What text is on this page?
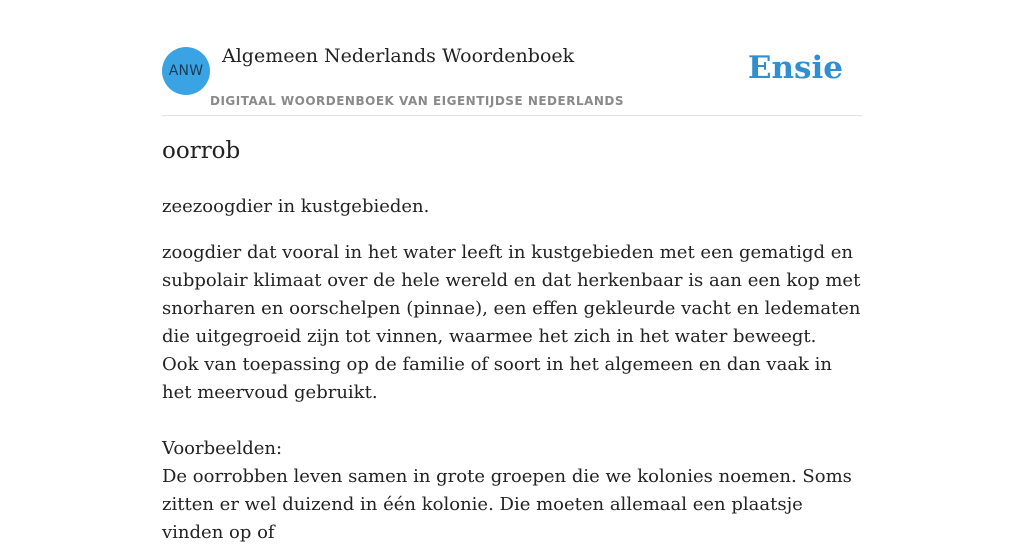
ANW
Algemeen Nederlands Woordenboek
DIGITAAL WOORDENBOEK VAN EIGENTIJDSE NEDERLANDS
Ensie
oorrob

zeezoogdier in kustgebieden.

zoogdier dat vooral in het water leeft in kustgebieden met een gematigd en subpolair klimaat over de hele wereld en dat herkenbaar is aan een kop met snorharen en oorschelpen (pinnae), een effen gekleurde vacht en ledematen die uitgegroeid zijn tot vinnen, waarmee het zich in het water beweegt.

Ook van toepassing op de familie of soort in het algemeen en dan vaak in het meervoud gebruikt.

Voorbeelden:

De oorrobben leven samen in grote groepen die we kolonies noemen. Soms zitten er wel duizend in één kolonie. Die moeten allemaal een plaatsje vinden op of
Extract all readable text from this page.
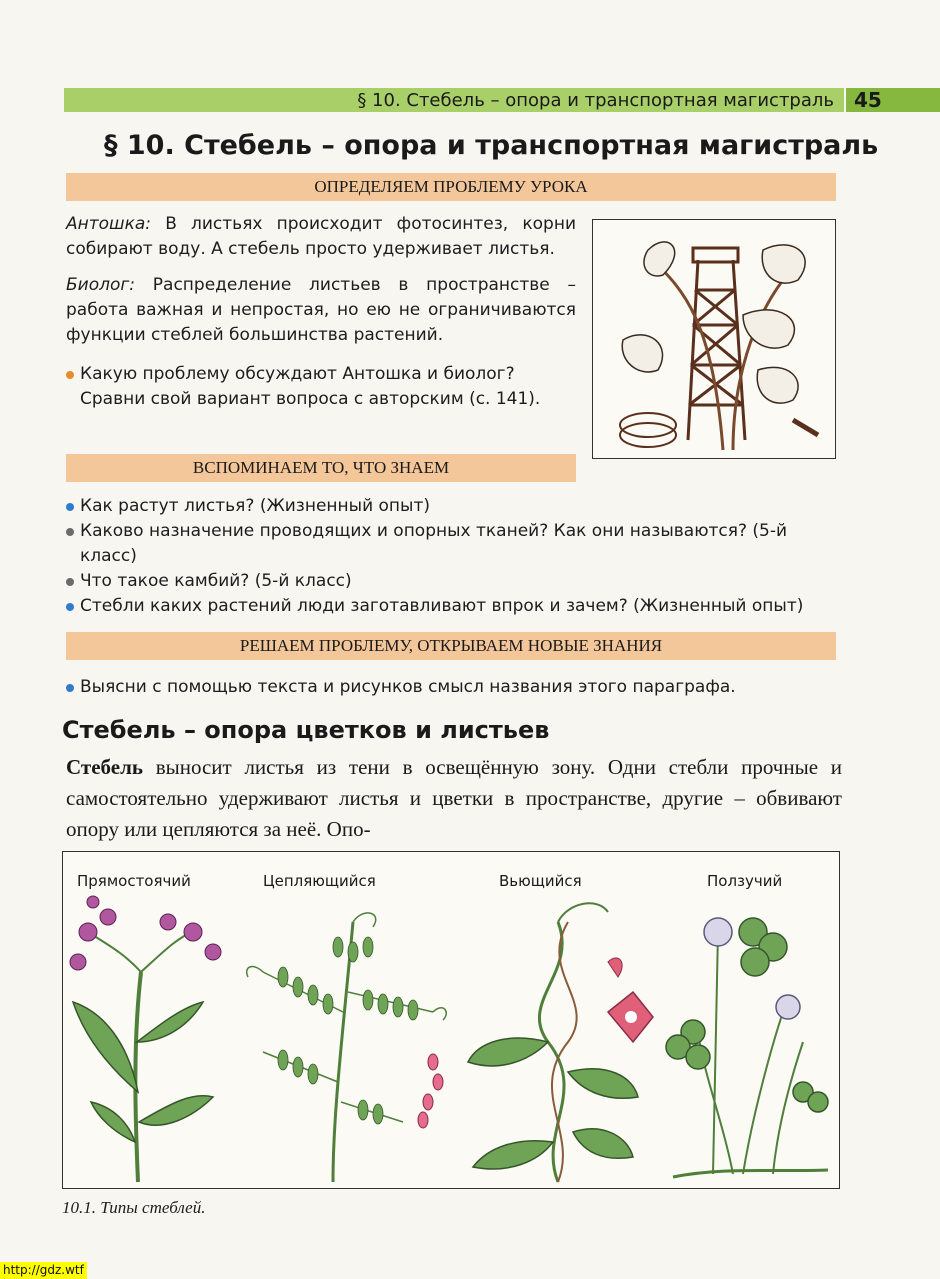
§ 10. Стебель – опора и транспортная магистраль	45
§ 10. Стебель – опора и транспортная магистраль
ОПРЕДЕЛЯЕМ ПРОБЛЕМУ УРОКА
Антошка: В листьях происходит фотосинтез, корни собирают воду. А стебель просто удерживает листья.
Биолог: Распределение листьев в пространстве – работа важная и непростая, но ею не ограничиваются функции стеблей большинства растений.
Какую проблему обсуждают Антошка и биолог? Сравни свой вариант вопроса с авторским (с. 141).
ВСПОМИНАЕМ ТО, ЧТО ЗНАЕМ
Как растут листья? (Жизненный опыт)
Каково назначение проводящих и опорных тканей? Как они называются? (5-й класс)
Что такое камбий? (5-й класс)
Стебли каких растений люди заготавливают впрок и зачем? (Жизненный опыт)
РЕШАЕМ ПРОБЛЕМУ, ОТКРЫВАЕМ НОВЫЕ ЗНАНИЯ
Выясни с помощью текста и рисунков смысл названия этого параграфа.
Стебель – опора цветков и листьев
Стебель выносит листья из тени в освещённую зону. Одни стебли прочные и самостоятельно удерживают листья и цветки в пространстве, другие – обвивают опору или цепляются за неё. Опо-
Прямостоячий	Цепляющийся	Вьющийся	Ползучий
10.1. Типы стеблей.
http://gdz.wtf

────────────────

Problem: Without the pictures, restate all the entries above exactly.

Exercise answer:
What text is on this page?
ANW
Algemeen Nederlands Woordenboek
DIGITAAL WOORDENBOEK VAN EIGENTIJDSE NEDERLANDS
Ensie
oorrob

zeezoogdier in kustgebieden.

zoogdier dat vooral in het water leeft in kustgebieden met een gematigd en subpolair klimaat over de hele wereld en dat herkenbaar is aan een kop met snorharen en oorschelpen (pinnae), een effen gekleurde vacht en ledematen die uitgegroeid zijn tot vinnen, waarmee het zich in het water beweegt.

Ook van toepassing op de familie of soort in het algemeen en dan vaak in het meervoud gebruikt.

Voorbeelden:

De oorrobben leven samen in grote groepen die we kolonies noemen. Soms zitten er wel duizend in één kolonie. Die moeten allemaal een plaatsje vinden op of
Extract all readable text from this page.
§ 10. Стебель – опора и транспортная магистраль	45
§ 10. Стебель – опора и транспортная магистраль
ОПРЕДЕЛЯЕМ ПРОБЛЕМУ УРОКА
Антошка: В листьях происходит фотосинтез, корни собирают воду. А стебель просто удерживает листья.
Биолог: Распределение листьев в пространстве – работа важная и непростая, но ею не ограничиваются функции стеблей большинства растений.
Какую проблему обсуждают Антошка и биолог? Сравни свой вариант вопроса с авторским (с. 141).
ВСПОМИНАЕМ ТО, ЧТО ЗНАЕМ
Как растут листья? (Жизненный опыт)
Каково назначение проводящих и опорных тканей? Как они называются? (5-й класс)
Что такое камбий? (5-й класс)
Стебли каких растений люди заготавливают впрок и зачем? (Жизненный опыт)
РЕШАЕМ ПРОБЛЕМУ, ОТКРЫВАЕМ НОВЫЕ ЗНАНИЯ
Выясни с помощью текста и рисунков смысл названия этого параграфа.
Стебель – опора цветков и листьев
Стебель выносит листья из тени в освещённую зону. Одни стебли прочные и самостоятельно удерживают листья и цветки в пространстве, другие – обвивают опору или цепляются за неё. Опо-
Прямостоячий	Цепляющийся	Вьющийся	Ползучий
10.1. Типы стеблей.
http://gdz.wtf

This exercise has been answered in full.